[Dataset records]
-*-*-

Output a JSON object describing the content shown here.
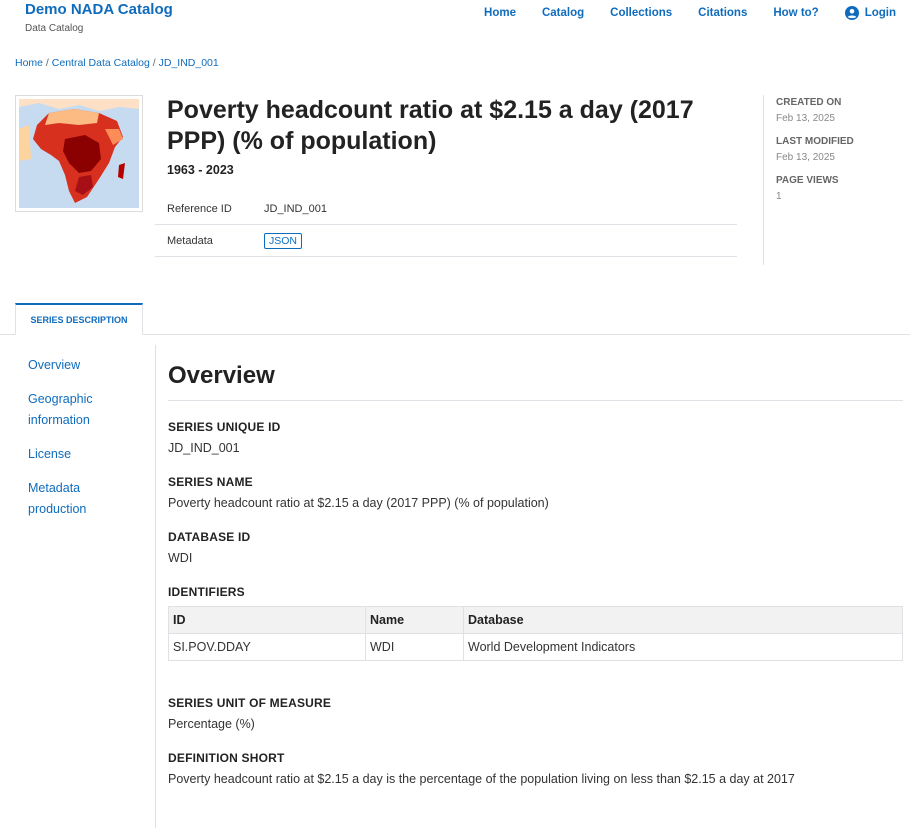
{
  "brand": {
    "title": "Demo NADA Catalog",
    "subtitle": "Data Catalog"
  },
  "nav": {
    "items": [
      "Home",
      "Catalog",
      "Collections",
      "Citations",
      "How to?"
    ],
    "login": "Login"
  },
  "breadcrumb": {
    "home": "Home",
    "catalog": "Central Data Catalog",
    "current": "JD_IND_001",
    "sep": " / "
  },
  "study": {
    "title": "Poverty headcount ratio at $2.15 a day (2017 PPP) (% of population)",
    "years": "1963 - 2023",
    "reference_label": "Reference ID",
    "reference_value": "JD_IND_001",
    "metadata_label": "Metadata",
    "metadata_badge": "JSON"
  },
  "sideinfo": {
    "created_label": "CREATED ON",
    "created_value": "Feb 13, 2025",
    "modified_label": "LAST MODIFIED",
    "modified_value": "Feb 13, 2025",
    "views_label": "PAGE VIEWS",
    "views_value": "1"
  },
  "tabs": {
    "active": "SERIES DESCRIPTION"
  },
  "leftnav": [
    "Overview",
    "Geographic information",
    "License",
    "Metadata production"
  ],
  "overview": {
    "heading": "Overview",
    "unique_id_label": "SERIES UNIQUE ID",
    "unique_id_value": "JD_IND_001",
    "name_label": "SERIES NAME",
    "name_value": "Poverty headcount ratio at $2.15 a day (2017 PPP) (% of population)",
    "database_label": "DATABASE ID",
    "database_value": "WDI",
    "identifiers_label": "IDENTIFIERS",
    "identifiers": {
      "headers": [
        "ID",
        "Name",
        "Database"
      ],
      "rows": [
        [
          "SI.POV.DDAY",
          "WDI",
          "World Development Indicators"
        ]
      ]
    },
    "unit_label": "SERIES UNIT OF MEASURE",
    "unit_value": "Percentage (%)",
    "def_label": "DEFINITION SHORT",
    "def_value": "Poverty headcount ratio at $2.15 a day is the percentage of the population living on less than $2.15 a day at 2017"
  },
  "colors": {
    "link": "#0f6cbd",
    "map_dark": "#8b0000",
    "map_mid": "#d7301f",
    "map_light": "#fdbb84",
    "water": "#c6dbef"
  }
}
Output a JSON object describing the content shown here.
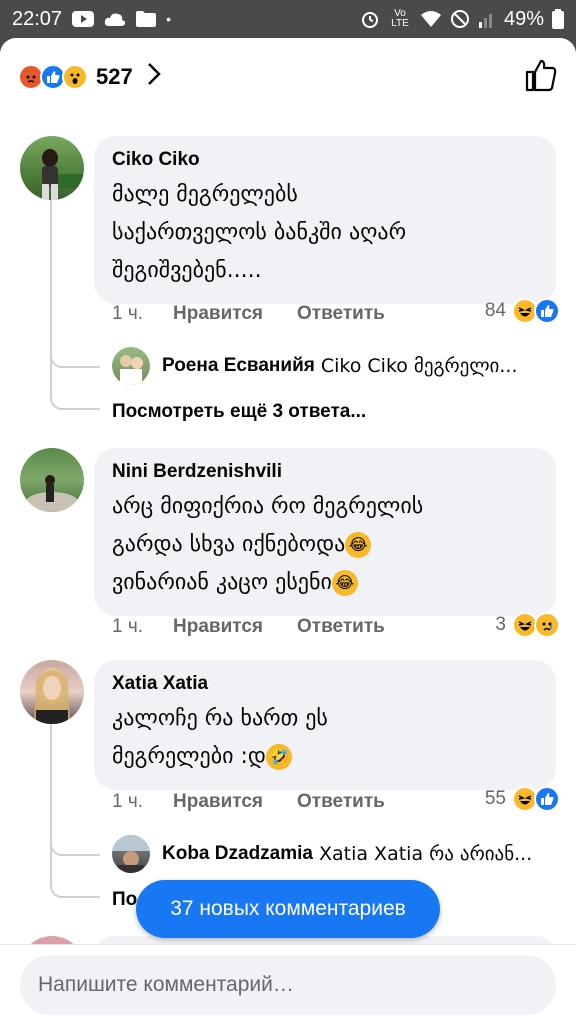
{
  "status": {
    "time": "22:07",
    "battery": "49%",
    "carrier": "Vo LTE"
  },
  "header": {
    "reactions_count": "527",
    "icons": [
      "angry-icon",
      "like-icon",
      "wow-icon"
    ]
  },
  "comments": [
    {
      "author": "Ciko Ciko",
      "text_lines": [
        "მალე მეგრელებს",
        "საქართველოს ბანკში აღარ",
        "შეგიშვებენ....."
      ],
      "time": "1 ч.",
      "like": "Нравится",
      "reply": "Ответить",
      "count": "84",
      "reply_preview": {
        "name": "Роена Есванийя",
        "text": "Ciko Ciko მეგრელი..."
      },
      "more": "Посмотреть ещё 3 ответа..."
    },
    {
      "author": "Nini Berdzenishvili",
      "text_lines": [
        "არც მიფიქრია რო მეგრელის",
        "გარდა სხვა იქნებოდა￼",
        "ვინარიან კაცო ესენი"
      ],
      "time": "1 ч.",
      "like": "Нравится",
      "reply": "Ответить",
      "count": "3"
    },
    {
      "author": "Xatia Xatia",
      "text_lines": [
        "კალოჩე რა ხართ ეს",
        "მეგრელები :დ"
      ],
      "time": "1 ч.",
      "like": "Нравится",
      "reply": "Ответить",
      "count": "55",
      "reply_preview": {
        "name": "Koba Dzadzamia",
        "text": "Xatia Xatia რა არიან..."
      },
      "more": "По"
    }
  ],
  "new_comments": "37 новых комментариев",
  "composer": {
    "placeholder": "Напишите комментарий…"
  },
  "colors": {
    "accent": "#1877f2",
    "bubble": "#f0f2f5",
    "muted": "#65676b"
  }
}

-*-*-

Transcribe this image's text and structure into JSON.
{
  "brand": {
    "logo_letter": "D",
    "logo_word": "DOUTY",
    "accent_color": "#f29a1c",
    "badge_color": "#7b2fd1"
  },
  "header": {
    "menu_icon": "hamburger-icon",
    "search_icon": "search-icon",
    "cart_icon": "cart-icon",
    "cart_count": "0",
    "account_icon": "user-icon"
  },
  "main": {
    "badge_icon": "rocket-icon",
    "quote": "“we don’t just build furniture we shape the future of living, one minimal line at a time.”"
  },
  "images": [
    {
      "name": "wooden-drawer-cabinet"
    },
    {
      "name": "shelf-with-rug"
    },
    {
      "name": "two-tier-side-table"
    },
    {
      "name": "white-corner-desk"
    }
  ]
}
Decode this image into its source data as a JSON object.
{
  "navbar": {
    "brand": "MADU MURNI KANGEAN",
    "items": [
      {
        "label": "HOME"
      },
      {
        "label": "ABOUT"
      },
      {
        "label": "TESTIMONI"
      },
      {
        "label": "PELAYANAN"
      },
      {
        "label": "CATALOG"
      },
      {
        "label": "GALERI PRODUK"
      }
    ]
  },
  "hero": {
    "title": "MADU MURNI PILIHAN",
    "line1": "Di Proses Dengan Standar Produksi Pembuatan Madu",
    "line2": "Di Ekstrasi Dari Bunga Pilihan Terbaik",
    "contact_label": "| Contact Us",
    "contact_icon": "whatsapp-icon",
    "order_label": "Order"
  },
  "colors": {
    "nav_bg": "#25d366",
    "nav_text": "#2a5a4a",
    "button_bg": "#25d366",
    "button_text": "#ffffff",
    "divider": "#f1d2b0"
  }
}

-*-*-

◆ Description of the task: Copy each line of the preceding data that contains the string "SERIES".

◆ Finished exercise:
    "active": "SERIES DESCRIPTION"
    "unique_id_label": "SERIES UNIQUE ID",
    "name_label": "SERIES NAME",
    "unit_label": "SERIES UNIT OF MEASURE",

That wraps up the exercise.